- _Your goal_
Exactly as written, please set down all of the entries again, with no pictures.

- _Exercise input_
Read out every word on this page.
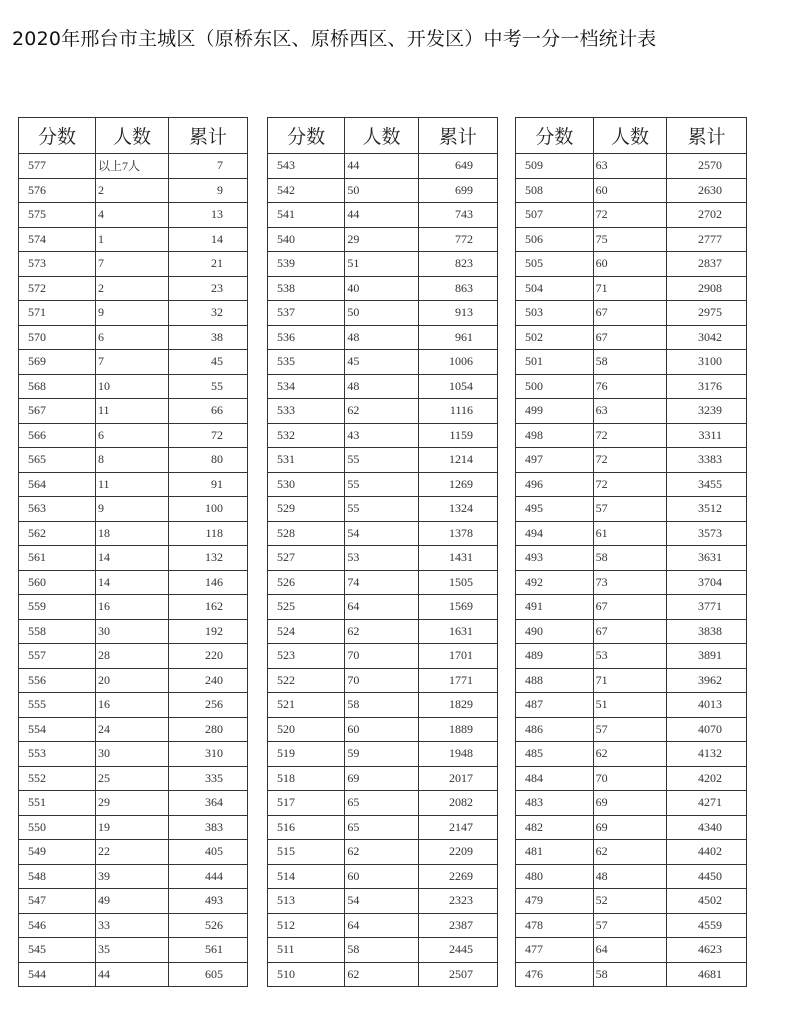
2020年邢台市主城区（原桥东区、原桥西区、开发区）中考一分一档统计表
分数	人数	累计
577	以上7人	7
576	2	9
575	4	13
574	1	14
573	7	21
572	2	23
571	9	32
570	6	38
569	7	45
568	10	55
567	11	66
566	6	72
565	8	80
564	11	91
563	9	100
562	18	118
561	14	132
560	14	146
559	16	162
558	30	192
557	28	220
556	20	240
555	16	256
554	24	280
553	30	310
552	25	335
551	29	364
550	19	383
549	22	405
548	39	444
547	49	493
546	33	526
545	35	561
544	44	605
分数	人数	累计
543	44	649
542	50	699
541	44	743
540	29	772
539	51	823
538	40	863
537	50	913
536	48	961
535	45	1006
534	48	1054
533	62	1116
532	43	1159
531	55	1214
530	55	1269
529	55	1324
528	54	1378
527	53	1431
526	74	1505
525	64	1569
524	62	1631
523	70	1701
522	70	1771
521	58	1829
520	60	1889
519	59	1948
518	69	2017
517	65	2082
516	65	2147
515	62	2209
514	60	2269
513	54	2323
512	64	2387
511	58	2445
510	62	2507
分数	人数	累计
509	63	2570
508	60	2630
507	72	2702
506	75	2777
505	60	2837
504	71	2908
503	67	2975
502	67	3042
501	58	3100
500	76	3176
499	63	3239
498	72	3311
497	72	3383
496	72	3455
495	57	3512
494	61	3573
493	58	3631
492	73	3704
491	67	3771
490	67	3838
489	53	3891
488	71	3962
487	51	4013
486	57	4070
485	62	4132
484	70	4202
483	69	4271
482	69	4340
481	62	4402
480	48	4450
479	52	4502
478	57	4559
477	64	4623
476	58	4681
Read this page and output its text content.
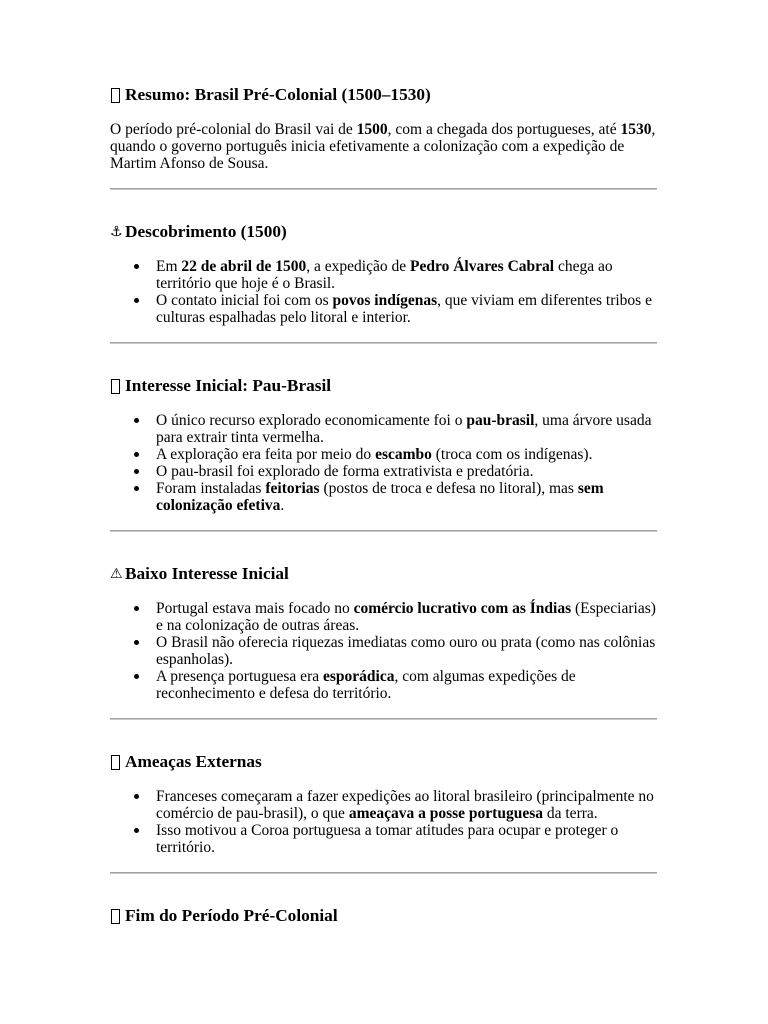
Resumo: Brasil Pré-Colonial (1500–1530)

O período pré-colonial do Brasil vai de 1500, com a chegada dos portugueses, até 1530, quando o governo português inicia efetivamente a colonização com a expedição de Martim Afonso de Sousa.

⚓ Descobrimento (1500)
Em 22 de abril de 1500, a expedição de Pedro Álvares Cabral chega ao território que hoje é o Brasil.
O contato inicial foi com os povos indígenas, que viviam em diferentes tribos e culturas espalhadas pelo litoral e interior.
Interesse Inicial: Pau-Brasil
O único recurso explorado economicamente foi o pau-brasil, uma árvore usada para extrair tinta vermelha.
A exploração era feita por meio do escambo (troca com os indígenas).
O pau-brasil foi explorado de forma extrativista e predatória.
Foram instaladas feitorias (postos de troca e defesa no litoral), mas sem colonização efetiva.
⚠ Baixo Interesse Inicial
Portugal estava mais focado no comércio lucrativo com as Índias (Especiarias) e na colonização de outras áreas.
O Brasil não oferecia riquezas imediatas como ouro ou prata (como nas colônias espanholas).
A presença portuguesa era esporádica, com algumas expedições de reconhecimento e defesa do território.
Ameaças Externas
Franceses começaram a fazer expedições ao litoral brasileiro (principalmente no comércio de pau-brasil), o que ameaçava a posse portuguesa da terra.
Isso motivou a Coroa portuguesa a tomar atitudes para ocupar e proteger o território.
Fim do Período Pré-Colonial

- _Exercise output_
Read out every word on this page.
2020年邢台市主城区（原桥东区、原桥西区、开发区）中考一分一档统计表
分数	人数	累计
577	以上7人	7
576	2	9
575	4	13
574	1	14
573	7	21
572	2	23
571	9	32
570	6	38
569	7	45
568	10	55
567	11	66
566	6	72
565	8	80
564	11	91
563	9	100
562	18	118
561	14	132
560	14	146
559	16	162
558	30	192
557	28	220
556	20	240
555	16	256
554	24	280
553	30	310
552	25	335
551	29	364
550	19	383
549	22	405
548	39	444
547	49	493
546	33	526
545	35	561
544	44	605
分数	人数	累计
543	44	649
542	50	699
541	44	743
540	29	772
539	51	823
538	40	863
537	50	913
536	48	961
535	45	1006
534	48	1054
533	62	1116
532	43	1159
531	55	1214
530	55	1269
529	55	1324
528	54	1378
527	53	1431
526	74	1505
525	64	1569
524	62	1631
523	70	1701
522	70	1771
521	58	1829
520	60	1889
519	59	1948
518	69	2017
517	65	2082
516	65	2147
515	62	2209
514	60	2269
513	54	2323
512	64	2387
511	58	2445
510	62	2507
分数	人数	累计
509	63	2570
508	60	2630
507	72	2702
506	75	2777
505	60	2837
504	71	2908
503	67	2975
502	67	3042
501	58	3100
500	76	3176
499	63	3239
498	72	3311
497	72	3383
496	72	3455
495	57	3512
494	61	3573
493	58	3631
492	73	3704
491	67	3771
490	67	3838
489	53	3891
488	71	3962
487	51	4013
486	57	4070
485	62	4132
484	70	4202
483	69	4271
482	69	4340
481	62	4402
480	48	4450
479	52	4502
478	57	4559
477	64	4623
476	58	4681
Read this page and output its text content.
Resumo: Brasil Pré-Colonial (1500–1530)

O período pré-colonial do Brasil vai de 1500, com a chegada dos portugueses, até 1530, quando o governo português inicia efetivamente a colonização com a expedição de Martim Afonso de Sousa.

⚓ Descobrimento (1500)
Em 22 de abril de 1500, a expedição de Pedro Álvares Cabral chega ao território que hoje é o Brasil.
O contato inicial foi com os povos indígenas, que viviam em diferentes tribos e culturas espalhadas pelo litoral e interior.
Interesse Inicial: Pau-Brasil
O único recurso explorado economicamente foi o pau-brasil, uma árvore usada para extrair tinta vermelha.
A exploração era feita por meio do escambo (troca com os indígenas).
O pau-brasil foi explorado de forma extrativista e predatória.
Foram instaladas feitorias (postos de troca e defesa no litoral), mas sem colonização efetiva.
⚠ Baixo Interesse Inicial
Portugal estava mais focado no comércio lucrativo com as Índias (Especiarias) e na colonização de outras áreas.
O Brasil não oferecia riquezas imediatas como ouro ou prata (como nas colônias espanholas).
A presença portuguesa era esporádica, com algumas expedições de reconhecimento e defesa do território.
Ameaças Externas
Franceses começaram a fazer expedições ao litoral brasileiro (principalmente no comércio de pau-brasil), o que ameaçava a posse portuguesa da terra.
Isso motivou a Coroa portuguesa a tomar atitudes para ocupar e proteger o território.
Fim do Período Pré-Colonial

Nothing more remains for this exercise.